-------- Records for this task

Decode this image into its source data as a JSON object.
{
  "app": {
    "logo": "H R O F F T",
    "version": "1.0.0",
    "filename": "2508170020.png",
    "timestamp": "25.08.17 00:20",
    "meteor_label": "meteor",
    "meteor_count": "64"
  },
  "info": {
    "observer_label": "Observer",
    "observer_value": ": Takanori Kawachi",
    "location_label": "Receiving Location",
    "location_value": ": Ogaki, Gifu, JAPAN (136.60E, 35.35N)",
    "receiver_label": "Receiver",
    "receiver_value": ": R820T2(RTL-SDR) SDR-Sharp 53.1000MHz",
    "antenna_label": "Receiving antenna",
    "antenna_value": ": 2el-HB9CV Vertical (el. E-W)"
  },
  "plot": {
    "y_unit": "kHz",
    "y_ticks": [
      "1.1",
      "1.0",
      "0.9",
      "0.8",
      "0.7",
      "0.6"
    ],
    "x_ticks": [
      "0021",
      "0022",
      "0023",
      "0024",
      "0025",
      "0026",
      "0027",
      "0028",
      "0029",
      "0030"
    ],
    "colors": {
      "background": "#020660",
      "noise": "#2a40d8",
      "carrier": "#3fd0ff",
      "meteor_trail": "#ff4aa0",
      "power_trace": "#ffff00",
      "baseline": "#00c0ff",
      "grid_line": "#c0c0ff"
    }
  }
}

----------------

Repeat the records above exactly, from the first line to the last.

Written response:
Decode this image into its source data as a JSON object.
{
  "app": {
    "logo": "H R O F F T",
    "version": "1.0.0",
    "filename": "2508170020.png",
    "timestamp": "25.08.17 00:20",
    "meteor_label": "meteor",
    "meteor_count": "64"
  },
  "info": {
    "observer_label": "Observer",
    "observer_value": ": Takanori Kawachi",
    "location_label": "Receiving Location",
    "location_value": ": Ogaki, Gifu, JAPAN (136.60E, 35.35N)",
    "receiver_label": "Receiver",
    "receiver_value": ": R820T2(RTL-SDR) SDR-Sharp 53.1000MHz",
    "antenna_label": "Receiving antenna",
    "antenna_value": ": 2el-HB9CV Vertical (el. E-W)"
  },
  "plot": {
    "y_unit": "kHz",
    "y_ticks": [
      "1.1",
      "1.0",
      "0.9",
      "0.8",
      "0.7",
      "0.6"
    ],
    "x_ticks": [
      "0021",
      "0022",
      "0023",
      "0024",
      "0025",
      "0026",
      "0027",
      "0028",
      "0029",
      "0030"
    ],
    "colors": {
      "background": "#020660",
      "noise": "#2a40d8",
      "carrier": "#3fd0ff",
      "meteor_trail": "#ff4aa0",
      "power_trace": "#ffff00",
      "baseline": "#00c0ff",
      "grid_line": "#c0c0ff"
    }
  }
}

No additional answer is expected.